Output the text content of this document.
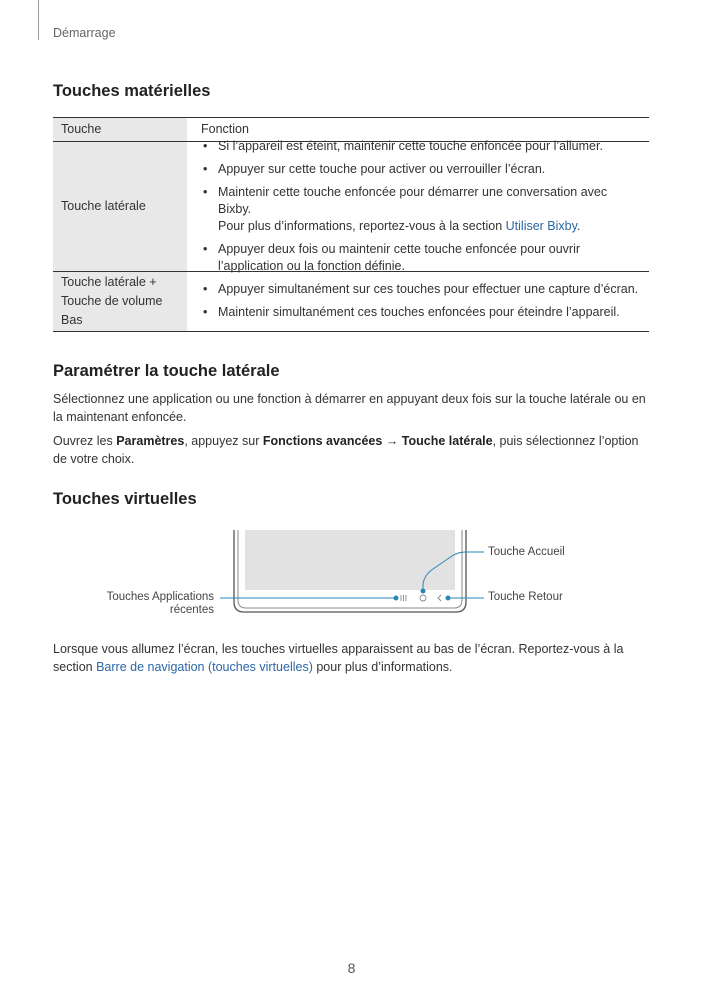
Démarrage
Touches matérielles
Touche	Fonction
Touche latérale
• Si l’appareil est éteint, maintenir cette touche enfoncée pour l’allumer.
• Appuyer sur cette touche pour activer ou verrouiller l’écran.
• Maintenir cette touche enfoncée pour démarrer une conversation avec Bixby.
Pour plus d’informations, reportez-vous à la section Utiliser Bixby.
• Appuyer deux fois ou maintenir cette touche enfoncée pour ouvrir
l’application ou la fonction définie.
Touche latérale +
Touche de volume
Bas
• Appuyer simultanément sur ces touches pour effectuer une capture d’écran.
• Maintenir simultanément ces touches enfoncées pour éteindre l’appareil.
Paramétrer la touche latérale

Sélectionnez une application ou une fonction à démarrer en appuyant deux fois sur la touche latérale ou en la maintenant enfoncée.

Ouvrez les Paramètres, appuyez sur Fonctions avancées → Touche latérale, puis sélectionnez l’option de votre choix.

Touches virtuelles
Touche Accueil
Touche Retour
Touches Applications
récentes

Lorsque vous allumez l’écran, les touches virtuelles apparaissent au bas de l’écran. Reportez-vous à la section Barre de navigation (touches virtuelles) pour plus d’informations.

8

******

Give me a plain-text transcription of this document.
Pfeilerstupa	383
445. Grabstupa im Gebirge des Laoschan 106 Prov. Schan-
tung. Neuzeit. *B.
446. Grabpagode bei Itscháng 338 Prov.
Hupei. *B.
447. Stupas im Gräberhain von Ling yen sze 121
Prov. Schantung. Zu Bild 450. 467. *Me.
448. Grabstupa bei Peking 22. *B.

******

TASK DESCRIPTION: Find the word "vous" and list each line it appears in.

RESPONSE TO THE TASK:
Pour plus d’informations, reportez-vous à la section Utiliser Bixby.
Lorsque vous allumez l’écran, les touches virtuelles apparaissent au bas de l’écran. Reportez-vous à la section Barre de navigation (touches virtuelles) pour plus d’informations.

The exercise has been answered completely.